Record set »
----
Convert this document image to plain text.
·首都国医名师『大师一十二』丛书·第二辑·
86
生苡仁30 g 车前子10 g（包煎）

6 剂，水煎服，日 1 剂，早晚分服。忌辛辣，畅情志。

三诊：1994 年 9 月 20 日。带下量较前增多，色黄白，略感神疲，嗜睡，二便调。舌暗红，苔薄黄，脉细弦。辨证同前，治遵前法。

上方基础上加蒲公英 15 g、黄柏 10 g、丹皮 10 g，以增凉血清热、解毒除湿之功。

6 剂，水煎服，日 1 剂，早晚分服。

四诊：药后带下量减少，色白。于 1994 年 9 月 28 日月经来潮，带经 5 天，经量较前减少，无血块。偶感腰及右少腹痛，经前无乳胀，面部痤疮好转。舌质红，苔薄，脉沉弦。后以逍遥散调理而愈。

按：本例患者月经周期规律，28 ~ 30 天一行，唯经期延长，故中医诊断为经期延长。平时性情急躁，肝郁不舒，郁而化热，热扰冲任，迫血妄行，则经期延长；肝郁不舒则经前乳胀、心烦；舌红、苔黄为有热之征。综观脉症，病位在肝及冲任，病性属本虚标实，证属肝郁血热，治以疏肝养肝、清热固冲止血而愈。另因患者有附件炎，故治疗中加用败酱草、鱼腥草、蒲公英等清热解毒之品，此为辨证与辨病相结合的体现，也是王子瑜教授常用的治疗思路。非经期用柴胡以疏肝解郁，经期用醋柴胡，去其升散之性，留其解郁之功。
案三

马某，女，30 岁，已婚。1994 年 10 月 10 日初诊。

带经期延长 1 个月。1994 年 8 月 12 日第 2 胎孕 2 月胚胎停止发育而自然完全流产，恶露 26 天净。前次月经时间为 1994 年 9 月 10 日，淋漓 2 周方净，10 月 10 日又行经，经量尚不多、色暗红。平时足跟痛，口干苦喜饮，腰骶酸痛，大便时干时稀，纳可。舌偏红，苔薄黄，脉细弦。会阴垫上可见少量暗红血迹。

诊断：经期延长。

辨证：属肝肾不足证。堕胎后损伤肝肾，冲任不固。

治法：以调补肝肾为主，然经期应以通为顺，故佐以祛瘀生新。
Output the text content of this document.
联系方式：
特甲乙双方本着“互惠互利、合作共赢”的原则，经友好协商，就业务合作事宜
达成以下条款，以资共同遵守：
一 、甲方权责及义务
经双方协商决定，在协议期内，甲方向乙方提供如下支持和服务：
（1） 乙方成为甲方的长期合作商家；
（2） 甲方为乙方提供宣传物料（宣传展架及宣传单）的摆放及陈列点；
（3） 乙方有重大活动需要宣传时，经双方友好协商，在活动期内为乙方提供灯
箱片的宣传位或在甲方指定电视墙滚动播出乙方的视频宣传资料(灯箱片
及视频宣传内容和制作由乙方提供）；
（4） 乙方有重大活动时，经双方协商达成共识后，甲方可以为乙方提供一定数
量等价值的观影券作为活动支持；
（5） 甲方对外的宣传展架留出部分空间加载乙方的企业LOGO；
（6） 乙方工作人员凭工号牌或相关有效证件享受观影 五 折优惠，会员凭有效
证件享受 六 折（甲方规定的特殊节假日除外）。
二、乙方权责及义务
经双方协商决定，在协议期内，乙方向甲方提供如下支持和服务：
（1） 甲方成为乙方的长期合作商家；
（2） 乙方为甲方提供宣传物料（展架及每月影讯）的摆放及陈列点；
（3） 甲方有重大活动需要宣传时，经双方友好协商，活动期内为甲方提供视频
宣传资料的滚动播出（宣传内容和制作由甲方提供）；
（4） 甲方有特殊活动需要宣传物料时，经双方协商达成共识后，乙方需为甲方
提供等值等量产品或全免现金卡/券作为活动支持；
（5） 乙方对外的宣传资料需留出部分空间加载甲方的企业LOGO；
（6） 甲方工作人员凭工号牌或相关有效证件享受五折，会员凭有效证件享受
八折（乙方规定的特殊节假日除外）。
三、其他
----
Prompt »
In the records above, how many lines contain the word "经双方协商决定"? Give the number alone.

Exercise solution »
2